Note: HHS plans to release guidance in the future, establishing standards for this category of review. MHRI policies and procedures will be in line with guidance when it is issued.

  • Will MHRI offer review for all categories of exempt research as promulgated in the revised Common Rule?

    • Yes, MHRI will provide review for all categories of exempt research as promulgated in the revised Common Rule.

  • Will MHRI apply the new Common Rule criteria when conducting a continuing review?

    • Yes, MHRI will conduct continuing review under the new Common Rule criteria for continuing reviews that take place after January 21, 2019. Continuing review will no longer be required for studies that meet the following conditions: (1) eligible for expedited review, (2) research that underwent “limited review,” and (3) research that has progressed and involves only data analysis and/or accessing follow up clinical data for standard of care procedures. Despite the elimination of the continuing review requirement, institutions have the flexibility to require an accounting of ongoing research. At MHRI, one final formal continuing review submission and approval will be required and the IRB will make a risk determination based on the nature of the protocol and history of review whether to require an additional check-in for studies that fall into the above categories of review.

○ ○ ○ ○

- _EXERCISE TASKS_:
a) In the MHRI review passage, starting at "Note: HHS plans" and ending at "a continuing review?", substitute "exempt human subjects research" for "exempt research" and give that part of the text again.
b) According to the MHRI review passage, continuing reviews taking place after what date will be conducted under the new Common Rule criteria?
c) Continue the MHRI review passage from its final sentence onward.
The material that comes after this point is separate from the MHRI review passage.

- _PROVIDED RECORDS_:
○ ○ ○ ○

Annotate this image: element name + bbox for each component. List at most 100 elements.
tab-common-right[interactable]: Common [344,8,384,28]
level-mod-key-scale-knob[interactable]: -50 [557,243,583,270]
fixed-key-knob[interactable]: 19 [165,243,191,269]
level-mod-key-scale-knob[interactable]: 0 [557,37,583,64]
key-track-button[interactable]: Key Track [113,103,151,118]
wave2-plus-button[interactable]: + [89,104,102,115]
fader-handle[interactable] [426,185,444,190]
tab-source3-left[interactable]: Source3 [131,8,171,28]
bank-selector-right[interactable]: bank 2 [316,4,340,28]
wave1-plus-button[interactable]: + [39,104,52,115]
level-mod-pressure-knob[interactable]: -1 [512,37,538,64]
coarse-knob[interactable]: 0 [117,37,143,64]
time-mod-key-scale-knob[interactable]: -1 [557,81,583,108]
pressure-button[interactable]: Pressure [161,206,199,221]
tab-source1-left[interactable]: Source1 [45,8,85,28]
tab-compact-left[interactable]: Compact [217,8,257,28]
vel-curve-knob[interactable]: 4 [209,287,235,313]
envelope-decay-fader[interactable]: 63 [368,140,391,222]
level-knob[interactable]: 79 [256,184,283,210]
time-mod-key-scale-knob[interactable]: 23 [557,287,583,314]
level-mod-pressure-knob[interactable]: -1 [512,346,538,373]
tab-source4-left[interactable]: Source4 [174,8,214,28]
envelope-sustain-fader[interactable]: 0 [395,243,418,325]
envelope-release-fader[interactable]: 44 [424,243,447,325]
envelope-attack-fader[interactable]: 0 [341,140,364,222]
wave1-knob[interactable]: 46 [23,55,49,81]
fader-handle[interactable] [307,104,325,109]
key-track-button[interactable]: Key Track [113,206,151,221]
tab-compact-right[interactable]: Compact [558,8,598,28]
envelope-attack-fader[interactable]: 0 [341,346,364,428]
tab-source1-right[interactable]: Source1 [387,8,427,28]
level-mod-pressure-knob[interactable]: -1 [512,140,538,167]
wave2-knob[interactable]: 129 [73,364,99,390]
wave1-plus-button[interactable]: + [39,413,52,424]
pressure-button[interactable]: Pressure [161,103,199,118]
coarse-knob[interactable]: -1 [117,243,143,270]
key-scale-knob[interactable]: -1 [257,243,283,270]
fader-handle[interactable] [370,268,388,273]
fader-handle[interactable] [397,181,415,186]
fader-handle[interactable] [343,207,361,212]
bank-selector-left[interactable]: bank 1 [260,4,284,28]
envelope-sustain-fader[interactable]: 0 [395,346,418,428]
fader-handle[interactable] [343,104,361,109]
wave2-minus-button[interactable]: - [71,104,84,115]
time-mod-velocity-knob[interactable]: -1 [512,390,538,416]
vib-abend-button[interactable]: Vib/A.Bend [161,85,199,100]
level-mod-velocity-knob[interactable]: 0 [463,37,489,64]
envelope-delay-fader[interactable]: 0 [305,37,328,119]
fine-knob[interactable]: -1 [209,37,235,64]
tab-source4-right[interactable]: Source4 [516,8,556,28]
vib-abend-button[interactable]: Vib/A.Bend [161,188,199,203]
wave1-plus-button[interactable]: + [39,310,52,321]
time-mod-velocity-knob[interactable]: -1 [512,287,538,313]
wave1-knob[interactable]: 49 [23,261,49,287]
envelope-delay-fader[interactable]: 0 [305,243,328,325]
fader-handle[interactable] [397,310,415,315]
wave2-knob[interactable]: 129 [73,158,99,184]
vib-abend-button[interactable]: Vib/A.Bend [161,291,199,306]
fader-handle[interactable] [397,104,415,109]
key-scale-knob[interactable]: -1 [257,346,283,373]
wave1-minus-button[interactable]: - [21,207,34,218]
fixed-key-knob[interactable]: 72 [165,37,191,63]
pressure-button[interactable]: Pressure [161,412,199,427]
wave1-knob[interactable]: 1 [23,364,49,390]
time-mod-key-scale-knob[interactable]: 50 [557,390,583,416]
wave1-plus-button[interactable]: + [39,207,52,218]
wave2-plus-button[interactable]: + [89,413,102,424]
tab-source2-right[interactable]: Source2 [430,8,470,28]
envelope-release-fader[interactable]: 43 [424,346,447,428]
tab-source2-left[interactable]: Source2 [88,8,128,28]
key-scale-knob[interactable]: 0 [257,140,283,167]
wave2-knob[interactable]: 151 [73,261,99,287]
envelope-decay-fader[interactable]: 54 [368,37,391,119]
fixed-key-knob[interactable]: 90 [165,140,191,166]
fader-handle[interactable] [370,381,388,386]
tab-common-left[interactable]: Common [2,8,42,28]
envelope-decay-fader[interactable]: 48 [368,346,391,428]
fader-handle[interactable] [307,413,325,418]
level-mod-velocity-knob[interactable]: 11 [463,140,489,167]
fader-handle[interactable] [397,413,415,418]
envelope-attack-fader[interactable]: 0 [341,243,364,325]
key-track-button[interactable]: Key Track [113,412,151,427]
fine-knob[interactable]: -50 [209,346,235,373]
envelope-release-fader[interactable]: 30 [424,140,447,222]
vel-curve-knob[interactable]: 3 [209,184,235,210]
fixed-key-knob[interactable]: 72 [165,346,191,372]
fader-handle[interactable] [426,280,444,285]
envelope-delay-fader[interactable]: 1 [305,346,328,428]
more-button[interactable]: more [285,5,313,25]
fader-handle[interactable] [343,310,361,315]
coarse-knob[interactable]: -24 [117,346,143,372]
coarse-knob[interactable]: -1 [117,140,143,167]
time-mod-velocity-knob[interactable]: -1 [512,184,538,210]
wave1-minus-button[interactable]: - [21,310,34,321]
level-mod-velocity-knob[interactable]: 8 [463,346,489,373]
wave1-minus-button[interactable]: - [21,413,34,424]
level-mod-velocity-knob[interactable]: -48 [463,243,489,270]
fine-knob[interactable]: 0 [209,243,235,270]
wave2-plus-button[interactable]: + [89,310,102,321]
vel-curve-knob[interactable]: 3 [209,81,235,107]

○ ○ ○ ○

- _EXPECTED OUTPUTS_:
a)
Note: HHS plans to release guidance in the future, establishing standards for this category of review. MHRI policies and procedures will be in line with guidance when it is issued.

  • Will MHRI offer review for all categories of exempt human subjects research as promulgated in the revised Common Rule?

    • Yes, MHRI will provide review for all categories of exempt human subjects research as promulgated in the revised Common Rule.

  • Will MHRI apply the new Common Rule criteria when conducting a continuing review?

b) January 21, 2019

c)
The MedStar Health Research Institute utilizes clinical biosafety services for Institutional Biosafety Committee (IBC) review. The IBC reviews and monitors all research activities involving infectious agents, hazardous chemicals, recombinant DNA, and genetically altered organisms and agents.

Biohazards are defined as biological agents and materials which are potentially hazardous to humans, animals and other forms of life. They include known pathogens and infectious agents including bacteria and their plasmids and phages, viruses, fungi, mycoplasmas, and parasites. Also included are potentially biohazardous organisms used in procedures such as recombinant DNA and genetic manipulations. Biohazards are to be classified according to risk levels requiring appropriate containment.